• _Data items_:
+++

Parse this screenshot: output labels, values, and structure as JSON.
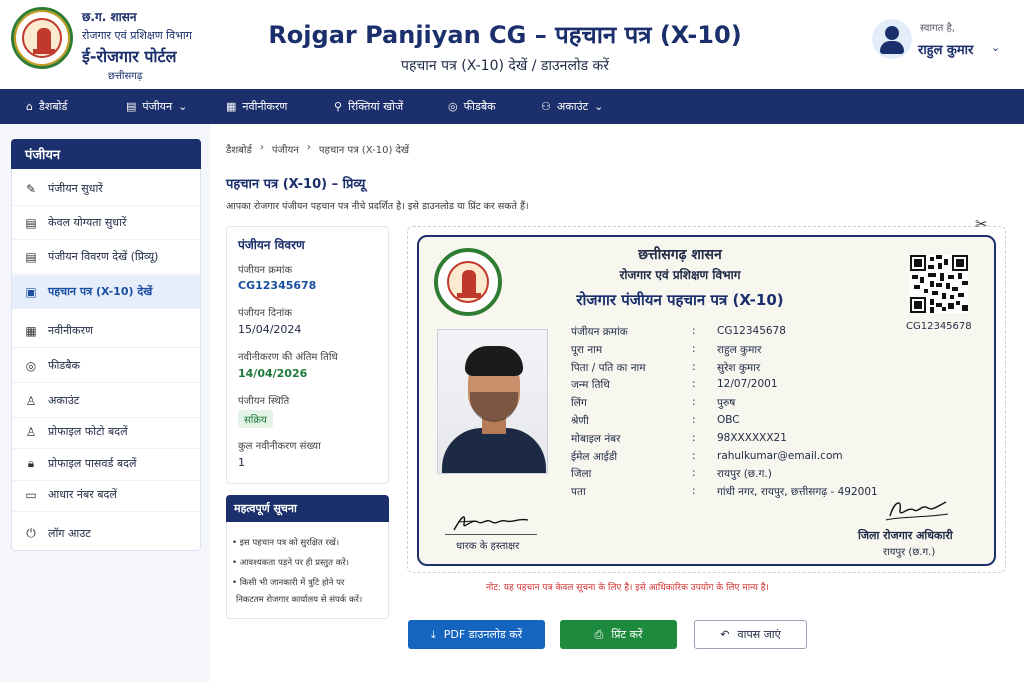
{
  "header": {
    "gov": "छ.ग. शासन",
    "dept": "रोजगार एवं प्रशिक्षण विभाग",
    "portal": "ई-रोजगार पोर्टल",
    "state": "छत्तीसगढ़",
    "title": "Rojgar Panjiyan CG – पहचान पत्र (X-10)",
    "subtitle": "पहचान पत्र (X-10) देखें / डाउनलोड करें",
    "welcome": "स्वागत है,",
    "user": "राहुल कुमार"
  },
  "nav": [
    {
      "label": "डैशबोर्ड",
      "icon": "home-icon"
    },
    {
      "label": "पंजीयन",
      "icon": "document-icon",
      "dropdown": true
    },
    {
      "label": "नवीनीकरण",
      "icon": "calendar-icon"
    },
    {
      "label": "रिक्तियां खोजें",
      "icon": "search-icon"
    },
    {
      "label": "फीडबैक",
      "icon": "feedback-icon"
    },
    {
      "label": "अकाउंट",
      "icon": "users-icon",
      "dropdown": true
    }
  ],
  "sidebar": {
    "title": "पंजीयन",
    "items": [
      {
        "label": "पंजीयन सुधारें",
        "icon": "edit-icon"
      },
      {
        "label": "केवल योग्यता सुधारें",
        "icon": "doc-edit-icon"
      },
      {
        "label": "पंजीयन विवरण देखें (प्रिव्यू)",
        "icon": "doc-view-icon"
      },
      {
        "label": "पहचान पत्र (X-10) देखें",
        "icon": "id-card-icon",
        "active": true
      },
      {
        "label": "नवीनीकरण",
        "icon": "calendar-icon"
      },
      {
        "label": "फीडबैक",
        "icon": "feedback-icon"
      },
      {
        "label": "अकाउंट",
        "icon": "user-icon"
      },
      {
        "label": "प्रोफाइल फोटो बदलें",
        "icon": "user-photo-icon"
      },
      {
        "label": "प्रोफाइल पासवर्ड बदलें",
        "icon": "lock-icon"
      },
      {
        "label": "आधार नंबर बदलें",
        "icon": "card-icon"
      },
      {
        "label": "लॉग आउट",
        "icon": "power-icon"
      }
    ]
  },
  "breadcrumb": [
    "डैशबोर्ड",
    "पंजीयन",
    "पहचान पत्र (X-10) देखें"
  ],
  "page": {
    "title": "पहचान पत्र (X-10) – प्रिव्यू",
    "desc": "आपका रोजगार पंजीयन पहचान पत्र नीचे प्रदर्शित है। इसे डाउनलोड या प्रिंट कर सकते हैं।"
  },
  "details": {
    "title": "पंजीयन विवरण",
    "reg_no_label": "पंजीयन क्रमांक",
    "reg_no": "CG12345678",
    "reg_date_label": "पंजीयन दिनांक",
    "reg_date": "15/04/2024",
    "renew_label": "नवीनीकरण की अंतिम तिथि",
    "renew_date": "14/04/2026",
    "status_label": "पंजीयन स्थिति",
    "status": "सक्रिय",
    "count_label": "कुल नवीनीकरण संख्या",
    "count": "1"
  },
  "notice": {
    "title": "महत्वपूर्ण सूचना",
    "items": [
      "• इस पहचान पत्र को सुरक्षित रखें।",
      "• आवश्यकता पड़ने पर ही प्रस्तुत करें।",
      "• किसी भी जानकारी में त्रुटि होने पर",
      "निकटतम रोजगार कार्यालय से संपर्क करें।"
    ]
  },
  "card": {
    "gov": "छत्तीसगढ़ शासन",
    "dept": "रोजगार एवं प्रशिक्षण विभाग",
    "title": "रोजगार पंजीयन पहचान पत्र (X-10)",
    "qr_id": "CG12345678",
    "fields": [
      {
        "label": "पंजीयन क्रमांक",
        "value": "CG12345678"
      },
      {
        "label": "पूरा नाम",
        "value": "राहुल कुमार"
      },
      {
        "label": "पिता / पति का नाम",
        "value": "सुरेश कुमार"
      },
      {
        "label": "जन्म तिथि",
        "value": "12/07/2001"
      },
      {
        "label": "लिंग",
        "value": "पुरुष"
      },
      {
        "label": "श्रेणी",
        "value": "OBC"
      },
      {
        "label": "मोबाइल नंबर",
        "value": "98XXXXXX21"
      },
      {
        "label": "ईमेल आईडी",
        "value": "rahulkumar@email.com"
      },
      {
        "label": "जिला",
        "value": "रायपुर (छ.ग.)"
      },
      {
        "label": "पता",
        "value": "गांधी नगर, रायपुर, छत्तीसगढ़ - 492001"
      }
    ],
    "holder_sig": "धारक के हस्ताक्षर",
    "officer": "जिला रोजगार अधिकारी",
    "officer_place": "रायपुर (छ.ग.)"
  },
  "note": "नोट: यह पहचान पत्र केवल सूचना के लिए है। इसे आधिकारिक उपयोग के लिए मान्य है।",
  "buttons": {
    "pdf": "PDF डाउनलोड करें",
    "print": "प्रिंट करें",
    "back": "वापस जाएं"
  },
  "colors": {
    "primary": "#1a2f6b",
    "green": "#1e8a3e",
    "blue": "#1565c0",
    "red": "#d32f2f"
  }
}
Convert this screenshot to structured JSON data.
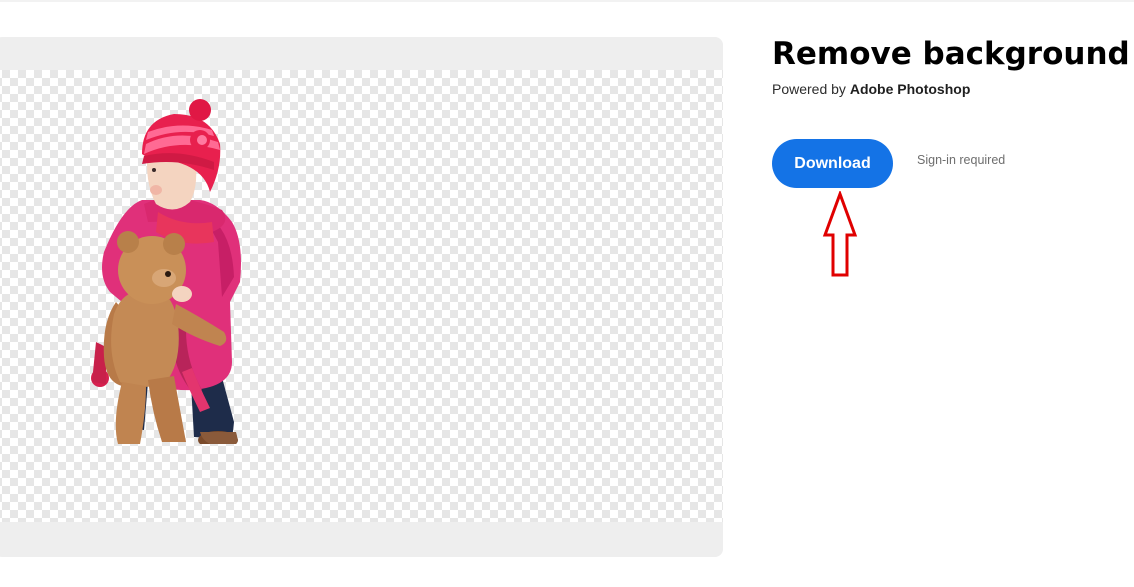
{
  "header": {
    "title": "Remove background",
    "powered_prefix": "Powered by ",
    "powered_brand": "Adobe Photoshop"
  },
  "actions": {
    "download_label": "Download",
    "signin_note": "Sign-in required"
  },
  "preview": {
    "image_subject": "child with teddy bear on transparent background"
  },
  "icons": {
    "annotation": "up-arrow-icon"
  },
  "colors": {
    "accent": "#1473e6",
    "annotation_arrow": "#e00000",
    "frame": "#eeeeee"
  }
}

+++

• _Goal of the exercise_: Write the records out once more, exactly as they appear, with no pictures.

• _Answer to the exercise_:
Parse this screenshot: output labels, values, and structure as JSON.
{
  "header": {
    "gov": "छ.ग. शासन",
    "dept": "रोजगार एवं प्रशिक्षण विभाग",
    "portal": "ई-रोजगार पोर्टल",
    "state": "छत्तीसगढ़",
    "title": "Rojgar Panjiyan CG – पहचान पत्र (X-10)",
    "subtitle": "पहचान पत्र (X-10) देखें / डाउनलोड करें",
    "welcome": "स्वागत है,",
    "user": "राहुल कुमार"
  },
  "nav": [
    {
      "label": "डैशबोर्ड",
      "icon": "home-icon"
    },
    {
      "label": "पंजीयन",
      "icon": "document-icon",
      "dropdown": true
    },
    {
      "label": "नवीनीकरण",
      "icon": "calendar-icon"
    },
    {
      "label": "रिक्तियां खोजें",
      "icon": "search-icon"
    },
    {
      "label": "फीडबैक",
      "icon": "feedback-icon"
    },
    {
      "label": "अकाउंट",
      "icon": "users-icon",
      "dropdown": true
    }
  ],
  "sidebar": {
    "title": "पंजीयन",
    "items": [
      {
        "label": "पंजीयन सुधारें",
        "icon": "edit-icon"
      },
      {
        "label": "केवल योग्यता सुधारें",
        "icon": "doc-edit-icon"
      },
      {
        "label": "पंजीयन विवरण देखें (प्रिव्यू)",
        "icon": "doc-view-icon"
      },
      {
        "label": "पहचान पत्र (X-10) देखें",
        "icon": "id-card-icon",
        "active": true
      },
      {
        "label": "नवीनीकरण",
        "icon": "calendar-icon"
      },
      {
        "label": "फीडबैक",
        "icon": "feedback-icon"
      },
      {
        "label": "अकाउंट",
        "icon": "user-icon"
      },
      {
        "label": "प्रोफाइल फोटो बदलें",
        "icon": "user-photo-icon"
      },
      {
        "label": "प्रोफाइल पासवर्ड बदलें",
        "icon": "lock-icon"
      },
      {
        "label": "आधार नंबर बदलें",
        "icon": "card-icon"
      },
      {
        "label": "लॉग आउट",
        "icon": "power-icon"
      }
    ]
  },
  "breadcrumb": [
    "डैशबोर्ड",
    "पंजीयन",
    "पहचान पत्र (X-10) देखें"
  ],
  "page": {
    "title": "पहचान पत्र (X-10) – प्रिव्यू",
    "desc": "आपका रोजगार पंजीयन पहचान पत्र नीचे प्रदर्शित है। इसे डाउनलोड या प्रिंट कर सकते हैं।"
  },
  "details": {
    "title": "पंजीयन विवरण",
    "reg_no_label": "पंजीयन क्रमांक",
    "reg_no": "CG12345678",
    "reg_date_label": "पंजीयन दिनांक",
    "reg_date": "15/04/2024",
    "renew_label": "नवीनीकरण की अंतिम तिथि",
    "renew_date": "14/04/2026",
    "status_label": "पंजीयन स्थिति",
    "status": "सक्रिय",
    "count_label": "कुल नवीनीकरण संख्या",
    "count": "1"
  },
  "notice": {
    "title": "महत्वपूर्ण सूचना",
    "items": [
      "• इस पहचान पत्र को सुरक्षित रखें।",
      "• आवश्यकता पड़ने पर ही प्रस्तुत करें।",
      "• किसी भी जानकारी में त्रुटि होने पर",
      "निकटतम रोजगार कार्यालय से संपर्क करें।"
    ]
  },
  "card": {
    "gov": "छत्तीसगढ़ शासन",
    "dept": "रोजगार एवं प्रशिक्षण विभाग",
    "title": "रोजगार पंजीयन पहचान पत्र (X-10)",
    "qr_id": "CG12345678",
    "fields": [
      {
        "label": "पंजीयन क्रमांक",
        "value": "CG12345678"
      },
      {
        "label": "पूरा नाम",
        "value": "राहुल कुमार"
      },
      {
        "label": "पिता / पति का नाम",
        "value": "सुरेश कुमार"
      },
      {
        "label": "जन्म तिथि",
        "value": "12/07/2001"
      },
      {
        "label": "लिंग",
        "value": "पुरुष"
      },
      {
        "label": "श्रेणी",
        "value": "OBC"
      },
      {
        "label": "मोबाइल नंबर",
        "value": "98XXXXXX21"
      },
      {
        "label": "ईमेल आईडी",
        "value": "rahulkumar@email.com"
      },
      {
        "label": "जिला",
        "value": "रायपुर (छ.ग.)"
      },
      {
        "label": "पता",
        "value": "गांधी नगर, रायपुर, छत्तीसगढ़ - 492001"
      }
    ],
    "holder_sig": "धारक के हस्ताक्षर",
    "officer": "जिला रोजगार अधिकारी",
    "officer_place": "रायपुर (छ.ग.)"
  },
  "note": "नोट: यह पहचान पत्र केवल सूचना के लिए है। इसे आधिकारिक उपयोग के लिए मान्य है।",
  "buttons": {
    "pdf": "PDF डाउनलोड करें",
    "print": "प्रिंट करें",
    "back": "वापस जाएं"
  },
  "colors": {
    "primary": "#1a2f6b",
    "green": "#1e8a3e",
    "blue": "#1565c0",
    "red": "#d32f2f"
  }
}
Convert this screenshot to structured JSON data.
{
  "header": {
    "title": "Remove background",
    "powered_prefix": "Powered by ",
    "powered_brand": "Adobe Photoshop"
  },
  "actions": {
    "download_label": "Download",
    "signin_note": "Sign-in required"
  },
  "preview": {
    "image_subject": "child with teddy bear on transparent background"
  },
  "icons": {
    "annotation": "up-arrow-icon"
  },
  "colors": {
    "accent": "#1473e6",
    "annotation_arrow": "#e00000",
    "frame": "#eeeeee"
  }
}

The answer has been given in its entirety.